# [PROBLEM DETAILS]
In the data below, find the line containing "What does this"; reproduce that line and all subsequent lines exactly, and nothing else.

[A run of records]
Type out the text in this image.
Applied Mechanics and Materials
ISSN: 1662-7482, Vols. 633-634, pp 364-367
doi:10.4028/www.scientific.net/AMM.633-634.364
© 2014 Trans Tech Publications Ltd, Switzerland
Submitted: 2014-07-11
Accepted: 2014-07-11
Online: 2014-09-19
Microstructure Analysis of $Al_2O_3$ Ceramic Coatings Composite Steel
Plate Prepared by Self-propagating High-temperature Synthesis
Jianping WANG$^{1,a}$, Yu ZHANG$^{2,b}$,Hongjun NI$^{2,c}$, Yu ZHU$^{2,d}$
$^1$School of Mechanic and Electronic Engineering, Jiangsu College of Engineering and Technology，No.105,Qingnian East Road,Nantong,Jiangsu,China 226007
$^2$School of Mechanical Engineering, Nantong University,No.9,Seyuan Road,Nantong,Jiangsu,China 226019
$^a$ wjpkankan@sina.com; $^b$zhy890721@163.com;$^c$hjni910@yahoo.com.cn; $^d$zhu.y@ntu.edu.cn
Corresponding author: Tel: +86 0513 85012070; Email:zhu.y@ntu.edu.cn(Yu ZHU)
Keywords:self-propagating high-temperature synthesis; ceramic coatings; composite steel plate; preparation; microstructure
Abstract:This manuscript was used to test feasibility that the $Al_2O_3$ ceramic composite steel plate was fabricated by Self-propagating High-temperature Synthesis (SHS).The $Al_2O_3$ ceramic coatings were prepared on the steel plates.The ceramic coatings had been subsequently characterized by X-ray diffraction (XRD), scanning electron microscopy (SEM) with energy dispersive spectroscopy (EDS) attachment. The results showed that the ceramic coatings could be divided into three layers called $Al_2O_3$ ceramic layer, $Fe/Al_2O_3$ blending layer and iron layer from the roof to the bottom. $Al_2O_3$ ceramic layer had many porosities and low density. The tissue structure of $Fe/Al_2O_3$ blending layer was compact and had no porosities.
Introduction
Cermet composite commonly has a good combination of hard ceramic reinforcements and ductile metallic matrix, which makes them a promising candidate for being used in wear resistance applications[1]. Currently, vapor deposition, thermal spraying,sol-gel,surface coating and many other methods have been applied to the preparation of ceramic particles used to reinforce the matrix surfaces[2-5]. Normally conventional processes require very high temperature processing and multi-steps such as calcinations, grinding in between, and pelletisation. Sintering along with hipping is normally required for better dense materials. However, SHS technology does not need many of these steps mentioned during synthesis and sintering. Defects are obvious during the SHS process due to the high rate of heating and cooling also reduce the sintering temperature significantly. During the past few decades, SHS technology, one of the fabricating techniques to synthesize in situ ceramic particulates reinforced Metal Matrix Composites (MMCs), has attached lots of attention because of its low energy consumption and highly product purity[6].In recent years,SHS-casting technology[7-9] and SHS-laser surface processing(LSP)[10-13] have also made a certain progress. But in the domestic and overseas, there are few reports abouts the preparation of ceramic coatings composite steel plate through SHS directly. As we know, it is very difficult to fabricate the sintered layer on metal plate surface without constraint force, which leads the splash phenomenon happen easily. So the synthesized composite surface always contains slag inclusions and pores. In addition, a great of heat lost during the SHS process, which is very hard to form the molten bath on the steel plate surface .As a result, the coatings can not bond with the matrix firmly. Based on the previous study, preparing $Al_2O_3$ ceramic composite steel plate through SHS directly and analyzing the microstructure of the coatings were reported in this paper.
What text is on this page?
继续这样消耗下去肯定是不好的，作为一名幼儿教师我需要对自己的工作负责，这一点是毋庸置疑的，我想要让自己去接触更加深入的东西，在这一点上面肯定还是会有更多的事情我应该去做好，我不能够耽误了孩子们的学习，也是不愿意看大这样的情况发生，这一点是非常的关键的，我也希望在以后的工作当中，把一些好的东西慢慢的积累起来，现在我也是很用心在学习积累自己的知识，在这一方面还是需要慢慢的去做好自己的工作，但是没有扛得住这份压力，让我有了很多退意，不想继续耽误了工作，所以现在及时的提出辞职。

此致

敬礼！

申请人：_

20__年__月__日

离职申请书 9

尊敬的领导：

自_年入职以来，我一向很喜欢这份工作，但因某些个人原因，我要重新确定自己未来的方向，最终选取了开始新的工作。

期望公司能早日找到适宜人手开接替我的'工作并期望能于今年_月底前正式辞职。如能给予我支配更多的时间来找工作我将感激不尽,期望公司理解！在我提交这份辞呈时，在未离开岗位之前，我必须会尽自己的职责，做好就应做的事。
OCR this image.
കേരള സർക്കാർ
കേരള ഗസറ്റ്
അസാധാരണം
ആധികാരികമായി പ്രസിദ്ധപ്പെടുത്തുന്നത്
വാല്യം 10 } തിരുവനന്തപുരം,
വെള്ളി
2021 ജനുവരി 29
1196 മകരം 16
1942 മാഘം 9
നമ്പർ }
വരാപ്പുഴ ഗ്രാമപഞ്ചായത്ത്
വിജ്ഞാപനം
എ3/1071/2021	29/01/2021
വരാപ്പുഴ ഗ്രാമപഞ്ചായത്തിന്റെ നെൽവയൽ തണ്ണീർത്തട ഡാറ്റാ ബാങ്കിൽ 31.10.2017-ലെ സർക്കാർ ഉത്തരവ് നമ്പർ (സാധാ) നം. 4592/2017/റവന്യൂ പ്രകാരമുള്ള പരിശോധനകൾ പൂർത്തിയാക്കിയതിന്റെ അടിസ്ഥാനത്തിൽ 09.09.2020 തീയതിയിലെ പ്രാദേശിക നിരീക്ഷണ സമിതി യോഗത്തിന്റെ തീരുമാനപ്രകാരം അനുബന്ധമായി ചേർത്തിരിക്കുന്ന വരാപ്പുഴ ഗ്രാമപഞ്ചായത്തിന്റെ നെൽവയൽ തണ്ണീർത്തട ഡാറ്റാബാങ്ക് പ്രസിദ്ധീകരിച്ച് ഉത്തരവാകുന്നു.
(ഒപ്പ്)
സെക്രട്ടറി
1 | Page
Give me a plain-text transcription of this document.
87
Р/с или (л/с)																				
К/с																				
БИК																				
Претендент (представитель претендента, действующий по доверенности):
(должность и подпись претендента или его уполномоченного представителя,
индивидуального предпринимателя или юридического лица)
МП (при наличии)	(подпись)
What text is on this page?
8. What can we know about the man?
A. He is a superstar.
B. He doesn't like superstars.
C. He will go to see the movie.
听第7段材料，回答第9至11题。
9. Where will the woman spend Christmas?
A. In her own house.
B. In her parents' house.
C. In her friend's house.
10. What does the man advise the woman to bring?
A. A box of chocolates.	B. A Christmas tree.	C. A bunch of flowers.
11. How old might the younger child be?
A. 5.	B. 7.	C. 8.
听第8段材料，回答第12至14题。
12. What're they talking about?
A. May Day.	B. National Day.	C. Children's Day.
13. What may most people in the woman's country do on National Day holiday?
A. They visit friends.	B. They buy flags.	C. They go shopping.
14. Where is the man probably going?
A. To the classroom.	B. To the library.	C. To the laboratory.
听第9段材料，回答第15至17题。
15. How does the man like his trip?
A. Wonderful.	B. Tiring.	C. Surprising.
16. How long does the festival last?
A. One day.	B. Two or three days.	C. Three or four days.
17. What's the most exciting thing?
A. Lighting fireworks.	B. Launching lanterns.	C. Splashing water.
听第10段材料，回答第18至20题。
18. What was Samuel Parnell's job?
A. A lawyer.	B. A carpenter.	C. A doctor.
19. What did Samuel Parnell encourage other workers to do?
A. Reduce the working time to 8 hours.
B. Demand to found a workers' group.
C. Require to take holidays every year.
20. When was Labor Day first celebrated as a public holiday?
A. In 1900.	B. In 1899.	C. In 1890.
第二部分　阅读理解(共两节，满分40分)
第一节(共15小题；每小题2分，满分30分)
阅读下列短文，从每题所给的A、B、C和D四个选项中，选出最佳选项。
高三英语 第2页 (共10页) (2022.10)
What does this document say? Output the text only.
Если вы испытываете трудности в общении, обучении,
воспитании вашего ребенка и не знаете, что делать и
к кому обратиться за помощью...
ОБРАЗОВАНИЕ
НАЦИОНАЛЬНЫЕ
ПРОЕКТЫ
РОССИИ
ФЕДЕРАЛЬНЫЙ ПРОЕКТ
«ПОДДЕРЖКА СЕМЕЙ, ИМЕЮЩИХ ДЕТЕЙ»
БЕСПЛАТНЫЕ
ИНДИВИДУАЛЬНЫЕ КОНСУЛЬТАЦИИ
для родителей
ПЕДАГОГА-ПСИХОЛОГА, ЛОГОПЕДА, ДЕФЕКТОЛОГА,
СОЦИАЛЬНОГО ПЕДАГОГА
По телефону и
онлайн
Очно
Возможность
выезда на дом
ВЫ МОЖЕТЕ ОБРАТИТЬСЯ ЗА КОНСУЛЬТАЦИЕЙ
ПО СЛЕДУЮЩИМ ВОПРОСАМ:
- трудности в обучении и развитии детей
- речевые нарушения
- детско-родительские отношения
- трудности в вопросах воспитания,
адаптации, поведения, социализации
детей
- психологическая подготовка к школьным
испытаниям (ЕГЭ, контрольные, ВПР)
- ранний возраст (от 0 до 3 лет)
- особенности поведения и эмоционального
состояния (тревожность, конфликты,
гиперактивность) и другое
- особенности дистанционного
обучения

# [ANSWER TO THE PROBLEM]
What does this document say? Output the text only.
Если вы испытываете трудности в общении, обучении,
воспитании вашего ребенка и не знаете, что делать и
к кому обратиться за помощью...
ОБРАЗОВАНИЕ
НАЦИОНАЛЬНЫЕ
ПРОЕКТЫ
РОССИИ
ФЕДЕРАЛЬНЫЙ ПРОЕКТ
«ПОДДЕРЖКА СЕМЕЙ, ИМЕЮЩИХ ДЕТЕЙ»
БЕСПЛАТНЫЕ
ИНДИВИДУАЛЬНЫЕ КОНСУЛЬТАЦИИ
для родителей
ПЕДАГОГА-ПСИХОЛОГА, ЛОГОПЕДА, ДЕФЕКТОЛОГА,
СОЦИАЛЬНОГО ПЕДАГОГА
По телефону и
онлайн
Очно
Возможность
выезда на дом
ВЫ МОЖЕТЕ ОБРАТИТЬСЯ ЗА КОНСУЛЬТАЦИЕЙ
ПО СЛЕДУЮЩИМ ВОПРОСАМ:
- трудности в обучении и развитии детей
- речевые нарушения
- детско-родительские отношения
- трудности в вопросах воспитания,
адаптации, поведения, социализации
детей
- психологическая подготовка к школьным
испытаниям (ЕГЭ, контрольные, ВПР)
- ранний возраст (от 0 до 3 лет)
- особенности поведения и эмоционального
состояния (тревожность, конфликты,
гиперактивность) и другое
- особенности дистанционного
обучения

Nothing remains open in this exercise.